## Exercise goal
Reproduce every entry in the listing without alteration.
### Records to process
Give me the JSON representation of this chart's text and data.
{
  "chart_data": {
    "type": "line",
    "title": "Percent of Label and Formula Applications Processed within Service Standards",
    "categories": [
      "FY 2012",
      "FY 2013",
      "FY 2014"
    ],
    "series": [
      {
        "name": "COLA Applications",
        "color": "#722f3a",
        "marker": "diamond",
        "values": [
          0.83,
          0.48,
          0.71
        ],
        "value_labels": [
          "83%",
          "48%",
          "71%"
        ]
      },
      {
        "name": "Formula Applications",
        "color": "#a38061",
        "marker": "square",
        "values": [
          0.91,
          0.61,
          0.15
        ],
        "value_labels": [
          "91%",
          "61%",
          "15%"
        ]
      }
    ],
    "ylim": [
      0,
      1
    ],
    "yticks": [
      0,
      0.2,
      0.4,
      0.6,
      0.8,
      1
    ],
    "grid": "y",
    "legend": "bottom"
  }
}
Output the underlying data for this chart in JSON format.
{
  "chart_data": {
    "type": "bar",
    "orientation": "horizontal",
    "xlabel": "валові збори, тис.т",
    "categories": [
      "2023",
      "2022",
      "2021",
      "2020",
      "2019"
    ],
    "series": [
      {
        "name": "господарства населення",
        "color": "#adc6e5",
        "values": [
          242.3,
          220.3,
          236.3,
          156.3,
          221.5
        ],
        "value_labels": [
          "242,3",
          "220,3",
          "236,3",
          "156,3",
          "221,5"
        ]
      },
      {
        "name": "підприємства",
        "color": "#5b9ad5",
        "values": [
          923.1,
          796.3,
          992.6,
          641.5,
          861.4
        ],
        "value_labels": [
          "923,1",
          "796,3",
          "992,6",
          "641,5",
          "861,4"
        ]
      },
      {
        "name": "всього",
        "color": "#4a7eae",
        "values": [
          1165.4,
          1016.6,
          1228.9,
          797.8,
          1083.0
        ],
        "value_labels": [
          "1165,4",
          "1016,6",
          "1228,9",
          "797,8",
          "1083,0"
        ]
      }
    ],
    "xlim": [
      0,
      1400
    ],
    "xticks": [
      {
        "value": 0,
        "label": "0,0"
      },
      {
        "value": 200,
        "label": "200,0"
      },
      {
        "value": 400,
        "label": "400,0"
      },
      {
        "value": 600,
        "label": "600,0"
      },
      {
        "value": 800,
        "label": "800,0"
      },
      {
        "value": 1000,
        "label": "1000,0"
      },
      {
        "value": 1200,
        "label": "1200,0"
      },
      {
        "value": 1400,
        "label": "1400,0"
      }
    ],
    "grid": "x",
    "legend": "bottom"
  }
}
######
## Task output
Give me the JSON representation of this chart's text and data.
{
  "chart_data": {
    "type": "line",
    "title": "Percent of Label and Formula Applications Processed within Service Standards",
    "categories": [
      "FY 2012",
      "FY 2013",
      "FY 2014"
    ],
    "series": [
      {
        "name": "COLA Applications",
        "color": "#722f3a",
        "marker": "diamond",
        "values": [
          0.83,
          0.48,
          0.71
        ],
        "value_labels": [
          "83%",
          "48%",
          "71%"
        ]
      },
      {
        "name": "Formula Applications",
        "color": "#a38061",
        "marker": "square",
        "values": [
          0.91,
          0.61,
          0.15
        ],
        "value_labels": [
          "91%",
          "61%",
          "15%"
        ]
      }
    ],
    "ylim": [
      0,
      1
    ],
    "yticks": [
      0,
      0.2,
      0.4,
      0.6,
      0.8,
      1
    ],
    "grid": "y",
    "legend": "bottom"
  }
}
Output the underlying data for this chart in JSON format.
{
  "chart_data": {
    "type": "bar",
    "orientation": "horizontal",
    "xlabel": "валові збори, тис.т",
    "categories": [
      "2023",
      "2022",
      "2021",
      "2020",
      "2019"
    ],
    "series": [
      {
        "name": "господарства населення",
        "color": "#adc6e5",
        "values": [
          242.3,
          220.3,
          236.3,
          156.3,
          221.5
        ],
        "value_labels": [
          "242,3",
          "220,3",
          "236,3",
          "156,3",
          "221,5"
        ]
      },
      {
        "name": "підприємства",
        "color": "#5b9ad5",
        "values": [
          923.1,
          796.3,
          992.6,
          641.5,
          861.4
        ],
        "value_labels": [
          "923,1",
          "796,3",
          "992,6",
          "641,5",
          "861,4"
        ]
      },
      {
        "name": "всього",
        "color": "#4a7eae",
        "values": [
          1165.4,
          1016.6,
          1228.9,
          797.8,
          1083.0
        ],
        "value_labels": [
          "1165,4",
          "1016,6",
          "1228,9",
          "797,8",
          "1083,0"
        ]
      }
    ],
    "xlim": [
      0,
      1400
    ],
    "xticks": [
      {
        "value": 0,
        "label": "0,0"
      },
      {
        "value": 200,
        "label": "200,0"
      },
      {
        "value": 400,
        "label": "400,0"
      },
      {
        "value": 600,
        "label": "600,0"
      },
      {
        "value": 800,
        "label": "800,0"
      },
      {
        "value": 1000,
        "label": "1000,0"
      },
      {
        "value": 1200,
        "label": "1200,0"
      },
      {
        "value": 1400,
        "label": "1400,0"
      }
    ],
    "grid": "x",
    "legend": "bottom"
  }
}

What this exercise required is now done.